* [Exercise inputs]:
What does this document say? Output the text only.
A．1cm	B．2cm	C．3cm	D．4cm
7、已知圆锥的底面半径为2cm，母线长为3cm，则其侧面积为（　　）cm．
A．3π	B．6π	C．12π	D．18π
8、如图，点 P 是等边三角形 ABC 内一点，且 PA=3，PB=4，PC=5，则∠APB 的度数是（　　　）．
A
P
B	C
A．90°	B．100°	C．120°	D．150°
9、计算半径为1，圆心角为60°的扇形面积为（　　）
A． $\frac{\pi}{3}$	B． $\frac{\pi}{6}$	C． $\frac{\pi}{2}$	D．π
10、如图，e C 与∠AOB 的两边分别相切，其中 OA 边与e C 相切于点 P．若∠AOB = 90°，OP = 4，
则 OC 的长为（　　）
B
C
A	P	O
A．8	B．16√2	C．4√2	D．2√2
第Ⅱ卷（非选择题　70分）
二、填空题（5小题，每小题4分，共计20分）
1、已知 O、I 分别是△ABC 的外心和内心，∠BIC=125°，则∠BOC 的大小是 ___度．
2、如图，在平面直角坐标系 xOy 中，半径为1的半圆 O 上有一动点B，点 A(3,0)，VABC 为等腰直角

* [What this task involves]: Restate the whole of the material exactly.

* [Solution to this task]:
What does this document say? Output the text only.
A．1cm	B．2cm	C．3cm	D．4cm
7、已知圆锥的底面半径为2cm，母线长为3cm，则其侧面积为（　　）cm．
A．3π	B．6π	C．12π	D．18π
8、如图，点 P 是等边三角形 ABC 内一点，且 PA=3，PB=4，PC=5，则∠APB 的度数是（　　　）．
A
P
B	C
A．90°	B．100°	C．120°	D．150°
9、计算半径为1，圆心角为60°的扇形面积为（　　）
A． $\frac{\pi}{3}$	B． $\frac{\pi}{6}$	C． $\frac{\pi}{2}$	D．π
10、如图，e C 与∠AOB 的两边分别相切，其中 OA 边与e C 相切于点 P．若∠AOB = 90°，OP = 4，
则 OC 的长为（　　）
B
C
A	P	O
A．8	B．16√2	C．4√2	D．2√2
第Ⅱ卷（非选择题　70分）
二、填空题（5小题，每小题4分，共计20分）
1、已知 O、I 分别是△ABC 的外心和内心，∠BIC=125°，则∠BOC 的大小是 ___度．
2、如图，在平面直角坐标系 xOy 中，半径为1的半圆 O 上有一动点B，点 A(3,0)，VABC 为等腰直角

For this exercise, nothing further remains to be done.